- **REQUIRED WORK**: Omit every picture while repeating the entries exactly.

[Dataset listings of figures]
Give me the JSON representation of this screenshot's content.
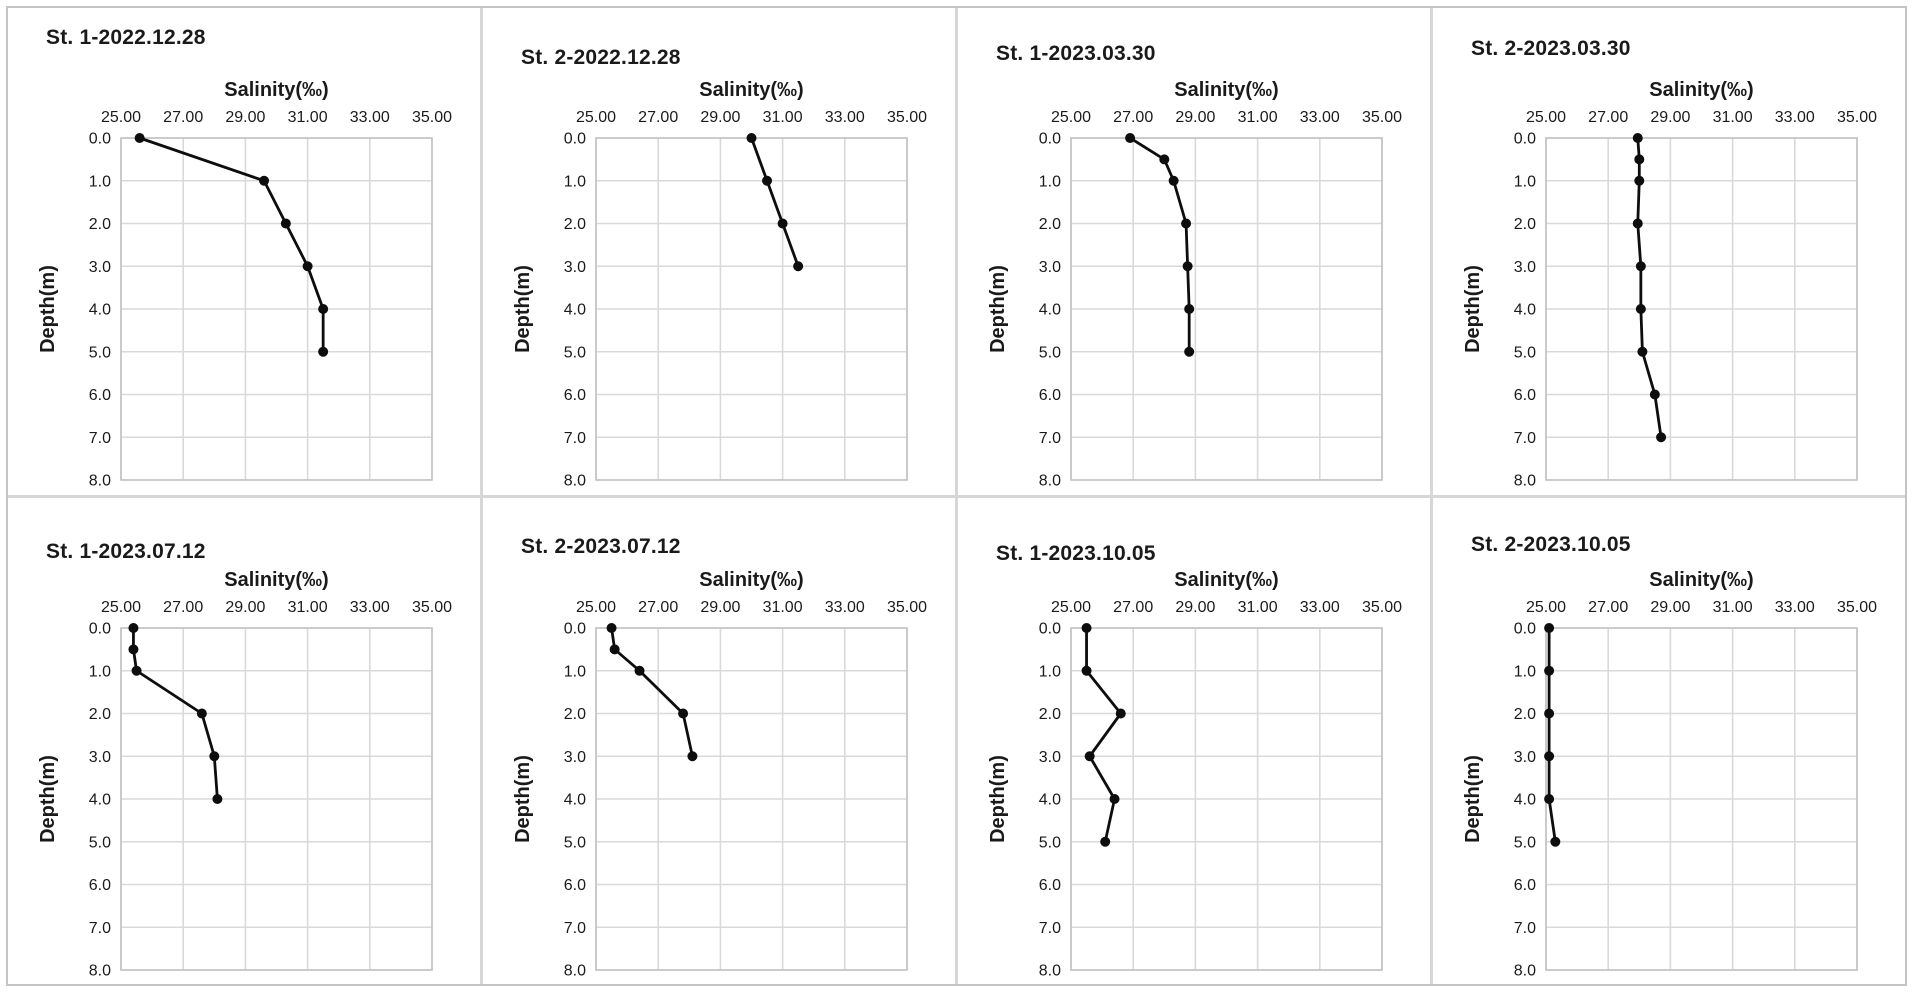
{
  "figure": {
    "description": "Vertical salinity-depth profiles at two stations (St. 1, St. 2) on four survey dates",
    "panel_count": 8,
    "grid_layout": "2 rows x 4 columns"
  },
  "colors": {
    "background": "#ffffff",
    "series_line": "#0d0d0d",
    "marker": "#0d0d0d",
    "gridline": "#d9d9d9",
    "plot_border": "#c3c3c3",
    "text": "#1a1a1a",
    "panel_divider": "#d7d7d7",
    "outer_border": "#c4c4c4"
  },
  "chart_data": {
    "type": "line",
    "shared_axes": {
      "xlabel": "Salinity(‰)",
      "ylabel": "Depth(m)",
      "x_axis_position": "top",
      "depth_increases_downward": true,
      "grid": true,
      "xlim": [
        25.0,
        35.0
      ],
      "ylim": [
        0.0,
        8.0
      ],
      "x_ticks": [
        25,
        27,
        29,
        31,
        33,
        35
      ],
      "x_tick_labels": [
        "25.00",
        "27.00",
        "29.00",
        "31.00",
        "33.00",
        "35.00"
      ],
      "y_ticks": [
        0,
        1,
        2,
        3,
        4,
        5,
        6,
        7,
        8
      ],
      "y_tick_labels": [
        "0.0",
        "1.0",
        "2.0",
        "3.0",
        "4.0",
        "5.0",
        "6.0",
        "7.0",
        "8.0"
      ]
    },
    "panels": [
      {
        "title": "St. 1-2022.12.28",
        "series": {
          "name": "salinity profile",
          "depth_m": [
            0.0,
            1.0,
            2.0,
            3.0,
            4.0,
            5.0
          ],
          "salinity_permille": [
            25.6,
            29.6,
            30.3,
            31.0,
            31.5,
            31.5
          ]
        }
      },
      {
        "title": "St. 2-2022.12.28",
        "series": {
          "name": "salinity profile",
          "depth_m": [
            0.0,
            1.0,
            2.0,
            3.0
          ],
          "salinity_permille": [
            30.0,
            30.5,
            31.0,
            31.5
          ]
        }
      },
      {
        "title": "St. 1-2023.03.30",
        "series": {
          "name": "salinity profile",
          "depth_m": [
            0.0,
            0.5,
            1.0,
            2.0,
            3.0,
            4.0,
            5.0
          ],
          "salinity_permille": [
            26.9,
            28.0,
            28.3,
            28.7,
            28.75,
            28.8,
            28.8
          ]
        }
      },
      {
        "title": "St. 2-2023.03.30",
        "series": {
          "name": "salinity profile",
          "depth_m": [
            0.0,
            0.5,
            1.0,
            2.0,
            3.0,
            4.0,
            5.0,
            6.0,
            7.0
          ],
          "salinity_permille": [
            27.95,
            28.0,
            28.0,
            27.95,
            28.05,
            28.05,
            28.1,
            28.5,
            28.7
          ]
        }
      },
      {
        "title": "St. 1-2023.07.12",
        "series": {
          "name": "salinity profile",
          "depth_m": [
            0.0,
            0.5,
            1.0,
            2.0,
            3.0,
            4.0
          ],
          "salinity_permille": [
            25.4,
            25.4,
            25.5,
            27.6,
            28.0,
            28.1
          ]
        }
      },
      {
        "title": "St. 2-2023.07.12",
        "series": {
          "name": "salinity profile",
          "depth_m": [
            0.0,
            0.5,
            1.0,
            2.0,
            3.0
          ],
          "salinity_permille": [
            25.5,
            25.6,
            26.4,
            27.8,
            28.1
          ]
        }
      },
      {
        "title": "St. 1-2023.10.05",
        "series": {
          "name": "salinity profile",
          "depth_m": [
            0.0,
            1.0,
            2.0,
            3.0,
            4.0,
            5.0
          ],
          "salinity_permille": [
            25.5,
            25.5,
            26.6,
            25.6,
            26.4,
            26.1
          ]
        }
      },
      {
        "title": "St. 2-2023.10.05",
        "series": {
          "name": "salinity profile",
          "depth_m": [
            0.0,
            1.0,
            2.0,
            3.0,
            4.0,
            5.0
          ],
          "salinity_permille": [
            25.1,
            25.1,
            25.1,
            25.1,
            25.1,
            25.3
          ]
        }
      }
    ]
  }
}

- **WRITTEN ANSWER**:
Give me the JSON representation of this screenshot's content.
{
  "figure": {
    "description": "Vertical salinity-depth profiles at two stations (St. 1, St. 2) on four survey dates",
    "panel_count": 8,
    "grid_layout": "2 rows x 4 columns"
  },
  "colors": {
    "background": "#ffffff",
    "series_line": "#0d0d0d",
    "marker": "#0d0d0d",
    "gridline": "#d9d9d9",
    "plot_border": "#c3c3c3",
    "text": "#1a1a1a",
    "panel_divider": "#d7d7d7",
    "outer_border": "#c4c4c4"
  },
  "chart_data": {
    "type": "line",
    "shared_axes": {
      "xlabel": "Salinity(‰)",
      "ylabel": "Depth(m)",
      "x_axis_position": "top",
      "depth_increases_downward": true,
      "grid": true,
      "xlim": [
        25.0,
        35.0
      ],
      "ylim": [
        0.0,
        8.0
      ],
      "x_ticks": [
        25,
        27,
        29,
        31,
        33,
        35
      ],
      "x_tick_labels": [
        "25.00",
        "27.00",
        "29.00",
        "31.00",
        "33.00",
        "35.00"
      ],
      "y_ticks": [
        0,
        1,
        2,
        3,
        4,
        5,
        6,
        7,
        8
      ],
      "y_tick_labels": [
        "0.0",
        "1.0",
        "2.0",
        "3.0",
        "4.0",
        "5.0",
        "6.0",
        "7.0",
        "8.0"
      ]
    },
    "panels": [
      {
        "title": "St. 1-2022.12.28",
        "series": {
          "name": "salinity profile",
          "depth_m": [
            0.0,
            1.0,
            2.0,
            3.0,
            4.0,
            5.0
          ],
          "salinity_permille": [
            25.6,
            29.6,
            30.3,
            31.0,
            31.5,
            31.5
          ]
        }
      },
      {
        "title": "St. 2-2022.12.28",
        "series": {
          "name": "salinity profile",
          "depth_m": [
            0.0,
            1.0,
            2.0,
            3.0
          ],
          "salinity_permille": [
            30.0,
            30.5,
            31.0,
            31.5
          ]
        }
      },
      {
        "title": "St. 1-2023.03.30",
        "series": {
          "name": "salinity profile",
          "depth_m": [
            0.0,
            0.5,
            1.0,
            2.0,
            3.0,
            4.0,
            5.0
          ],
          "salinity_permille": [
            26.9,
            28.0,
            28.3,
            28.7,
            28.75,
            28.8,
            28.8
          ]
        }
      },
      {
        "title": "St. 2-2023.03.30",
        "series": {
          "name": "salinity profile",
          "depth_m": [
            0.0,
            0.5,
            1.0,
            2.0,
            3.0,
            4.0,
            5.0,
            6.0,
            7.0
          ],
          "salinity_permille": [
            27.95,
            28.0,
            28.0,
            27.95,
            28.05,
            28.05,
            28.1,
            28.5,
            28.7
          ]
        }
      },
      {
        "title": "St. 1-2023.07.12",
        "series": {
          "name": "salinity profile",
          "depth_m": [
            0.0,
            0.5,
            1.0,
            2.0,
            3.0,
            4.0
          ],
          "salinity_permille": [
            25.4,
            25.4,
            25.5,
            27.6,
            28.0,
            28.1
          ]
        }
      },
      {
        "title": "St. 2-2023.07.12",
        "series": {
          "name": "salinity profile",
          "depth_m": [
            0.0,
            0.5,
            1.0,
            2.0,
            3.0
          ],
          "salinity_permille": [
            25.5,
            25.6,
            26.4,
            27.8,
            28.1
          ]
        }
      },
      {
        "title": "St. 1-2023.10.05",
        "series": {
          "name": "salinity profile",
          "depth_m": [
            0.0,
            1.0,
            2.0,
            3.0,
            4.0,
            5.0
          ],
          "salinity_permille": [
            25.5,
            25.5,
            26.6,
            25.6,
            26.4,
            26.1
          ]
        }
      },
      {
        "title": "St. 2-2023.10.05",
        "series": {
          "name": "salinity profile",
          "depth_m": [
            0.0,
            1.0,
            2.0,
            3.0,
            4.0,
            5.0
          ],
          "salinity_permille": [
            25.1,
            25.1,
            25.1,
            25.1,
            25.1,
            25.3
          ]
        }
      }
    ]
  }
}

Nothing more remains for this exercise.